▸ Brief: Below are records. Copy every line with "Networks" in it.
# start of Exercise inputs
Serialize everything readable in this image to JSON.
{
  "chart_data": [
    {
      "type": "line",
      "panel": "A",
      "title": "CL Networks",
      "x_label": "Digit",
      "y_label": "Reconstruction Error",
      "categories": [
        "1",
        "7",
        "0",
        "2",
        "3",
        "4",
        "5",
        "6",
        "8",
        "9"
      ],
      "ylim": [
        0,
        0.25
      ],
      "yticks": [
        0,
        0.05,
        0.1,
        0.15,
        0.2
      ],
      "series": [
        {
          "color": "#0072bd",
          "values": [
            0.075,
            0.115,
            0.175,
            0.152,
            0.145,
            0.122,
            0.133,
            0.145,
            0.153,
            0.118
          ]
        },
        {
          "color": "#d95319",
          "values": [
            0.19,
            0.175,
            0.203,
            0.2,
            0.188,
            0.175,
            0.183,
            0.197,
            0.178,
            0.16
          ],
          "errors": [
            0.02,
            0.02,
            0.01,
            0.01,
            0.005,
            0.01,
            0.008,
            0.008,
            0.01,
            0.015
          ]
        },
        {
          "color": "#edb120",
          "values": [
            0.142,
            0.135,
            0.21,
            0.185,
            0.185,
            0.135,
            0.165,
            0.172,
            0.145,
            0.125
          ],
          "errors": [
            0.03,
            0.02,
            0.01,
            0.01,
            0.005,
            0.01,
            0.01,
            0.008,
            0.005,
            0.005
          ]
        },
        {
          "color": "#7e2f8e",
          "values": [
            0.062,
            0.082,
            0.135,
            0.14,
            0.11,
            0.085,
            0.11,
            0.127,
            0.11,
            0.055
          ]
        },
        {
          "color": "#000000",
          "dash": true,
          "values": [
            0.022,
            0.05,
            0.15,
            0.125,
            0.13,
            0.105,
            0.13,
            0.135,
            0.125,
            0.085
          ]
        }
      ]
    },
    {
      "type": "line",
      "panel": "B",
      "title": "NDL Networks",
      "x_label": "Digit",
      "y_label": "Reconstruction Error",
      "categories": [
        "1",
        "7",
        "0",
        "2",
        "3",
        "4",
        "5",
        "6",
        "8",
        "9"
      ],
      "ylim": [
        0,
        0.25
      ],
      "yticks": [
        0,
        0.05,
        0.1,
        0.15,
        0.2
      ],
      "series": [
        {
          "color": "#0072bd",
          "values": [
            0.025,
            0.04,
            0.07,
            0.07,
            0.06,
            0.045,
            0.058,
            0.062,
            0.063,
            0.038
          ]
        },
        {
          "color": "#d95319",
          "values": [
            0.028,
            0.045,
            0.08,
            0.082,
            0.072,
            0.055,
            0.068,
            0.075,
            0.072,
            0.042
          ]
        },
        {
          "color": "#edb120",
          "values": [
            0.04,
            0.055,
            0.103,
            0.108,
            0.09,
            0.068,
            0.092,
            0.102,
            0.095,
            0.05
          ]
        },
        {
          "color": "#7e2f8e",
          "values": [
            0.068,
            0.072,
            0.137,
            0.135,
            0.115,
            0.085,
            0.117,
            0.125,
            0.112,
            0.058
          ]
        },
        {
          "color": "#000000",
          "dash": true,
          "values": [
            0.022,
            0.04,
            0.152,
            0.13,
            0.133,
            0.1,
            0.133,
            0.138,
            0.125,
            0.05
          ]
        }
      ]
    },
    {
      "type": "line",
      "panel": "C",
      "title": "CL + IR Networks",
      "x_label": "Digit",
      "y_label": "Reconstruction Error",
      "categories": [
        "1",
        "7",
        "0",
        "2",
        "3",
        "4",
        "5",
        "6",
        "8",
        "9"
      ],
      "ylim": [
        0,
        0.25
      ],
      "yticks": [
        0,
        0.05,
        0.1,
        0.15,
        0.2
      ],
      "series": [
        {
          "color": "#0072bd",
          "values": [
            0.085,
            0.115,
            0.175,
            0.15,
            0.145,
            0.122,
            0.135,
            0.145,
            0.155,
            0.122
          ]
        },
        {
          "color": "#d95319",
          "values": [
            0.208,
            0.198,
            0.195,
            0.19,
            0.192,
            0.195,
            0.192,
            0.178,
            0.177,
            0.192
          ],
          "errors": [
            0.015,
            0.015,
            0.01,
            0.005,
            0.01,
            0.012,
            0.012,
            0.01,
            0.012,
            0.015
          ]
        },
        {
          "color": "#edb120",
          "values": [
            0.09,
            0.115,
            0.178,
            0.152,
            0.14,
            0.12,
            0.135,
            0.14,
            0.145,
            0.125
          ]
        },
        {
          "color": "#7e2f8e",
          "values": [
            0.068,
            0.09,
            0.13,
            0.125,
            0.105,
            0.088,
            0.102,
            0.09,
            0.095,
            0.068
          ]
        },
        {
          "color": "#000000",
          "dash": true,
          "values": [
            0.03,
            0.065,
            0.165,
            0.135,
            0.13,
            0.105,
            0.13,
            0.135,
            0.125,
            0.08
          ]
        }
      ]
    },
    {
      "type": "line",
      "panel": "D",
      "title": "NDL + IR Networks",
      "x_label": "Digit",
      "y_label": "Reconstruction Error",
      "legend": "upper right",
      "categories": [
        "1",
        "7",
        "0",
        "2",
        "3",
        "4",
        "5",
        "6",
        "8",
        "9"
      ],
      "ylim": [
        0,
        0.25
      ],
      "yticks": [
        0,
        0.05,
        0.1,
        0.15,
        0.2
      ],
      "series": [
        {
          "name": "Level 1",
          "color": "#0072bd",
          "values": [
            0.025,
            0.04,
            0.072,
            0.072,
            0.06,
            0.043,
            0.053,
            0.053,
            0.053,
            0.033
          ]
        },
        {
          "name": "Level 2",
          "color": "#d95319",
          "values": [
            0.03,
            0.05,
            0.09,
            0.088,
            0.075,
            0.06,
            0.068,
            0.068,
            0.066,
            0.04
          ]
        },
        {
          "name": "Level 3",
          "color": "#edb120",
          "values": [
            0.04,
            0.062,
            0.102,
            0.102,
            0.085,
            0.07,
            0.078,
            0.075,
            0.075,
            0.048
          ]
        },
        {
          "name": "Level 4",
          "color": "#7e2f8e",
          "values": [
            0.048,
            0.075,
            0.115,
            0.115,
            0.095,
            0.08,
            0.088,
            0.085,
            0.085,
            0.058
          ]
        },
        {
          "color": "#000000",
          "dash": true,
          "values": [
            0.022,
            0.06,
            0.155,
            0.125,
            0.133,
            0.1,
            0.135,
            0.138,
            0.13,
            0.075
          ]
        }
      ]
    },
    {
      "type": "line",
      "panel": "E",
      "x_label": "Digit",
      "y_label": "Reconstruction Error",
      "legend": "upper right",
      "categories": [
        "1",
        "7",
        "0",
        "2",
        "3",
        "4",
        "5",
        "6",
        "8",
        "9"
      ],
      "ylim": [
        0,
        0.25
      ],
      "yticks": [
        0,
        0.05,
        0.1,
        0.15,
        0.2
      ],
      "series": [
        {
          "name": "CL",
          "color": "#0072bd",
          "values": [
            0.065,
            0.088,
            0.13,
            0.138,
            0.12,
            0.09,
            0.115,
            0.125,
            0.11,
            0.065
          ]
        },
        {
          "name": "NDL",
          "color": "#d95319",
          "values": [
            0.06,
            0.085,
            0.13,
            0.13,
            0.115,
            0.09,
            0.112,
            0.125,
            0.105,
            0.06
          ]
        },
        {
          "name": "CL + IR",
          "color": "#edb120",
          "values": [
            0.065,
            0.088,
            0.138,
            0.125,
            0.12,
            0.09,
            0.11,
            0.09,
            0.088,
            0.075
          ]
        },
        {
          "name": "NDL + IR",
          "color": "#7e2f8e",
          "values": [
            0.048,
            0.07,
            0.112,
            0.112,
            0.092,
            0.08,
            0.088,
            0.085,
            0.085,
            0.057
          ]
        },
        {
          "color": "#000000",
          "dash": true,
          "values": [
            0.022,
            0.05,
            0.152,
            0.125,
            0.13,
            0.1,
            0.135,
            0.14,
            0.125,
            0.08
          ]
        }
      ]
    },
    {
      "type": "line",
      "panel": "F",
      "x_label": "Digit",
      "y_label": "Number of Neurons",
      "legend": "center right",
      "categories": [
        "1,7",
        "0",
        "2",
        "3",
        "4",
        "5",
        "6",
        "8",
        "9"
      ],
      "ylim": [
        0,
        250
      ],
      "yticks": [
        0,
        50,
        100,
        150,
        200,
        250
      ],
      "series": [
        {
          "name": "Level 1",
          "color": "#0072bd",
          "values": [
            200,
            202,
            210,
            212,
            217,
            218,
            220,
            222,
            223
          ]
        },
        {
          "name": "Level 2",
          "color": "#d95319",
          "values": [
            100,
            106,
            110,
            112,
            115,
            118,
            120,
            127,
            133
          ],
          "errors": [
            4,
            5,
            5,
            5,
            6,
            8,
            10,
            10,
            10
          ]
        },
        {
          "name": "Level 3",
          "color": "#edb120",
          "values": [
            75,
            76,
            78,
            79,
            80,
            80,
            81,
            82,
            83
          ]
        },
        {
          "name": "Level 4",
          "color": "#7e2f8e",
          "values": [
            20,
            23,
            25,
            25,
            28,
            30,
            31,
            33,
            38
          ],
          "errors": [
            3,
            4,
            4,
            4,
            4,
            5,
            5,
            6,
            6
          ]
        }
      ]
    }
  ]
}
# end of Exercise inputs
▸ Answer to the problem:
      "title": "CL Networks",
      "title": "NDL Networks",
      "title": "CL + IR Networks",
      "title": "NDL + IR Networks",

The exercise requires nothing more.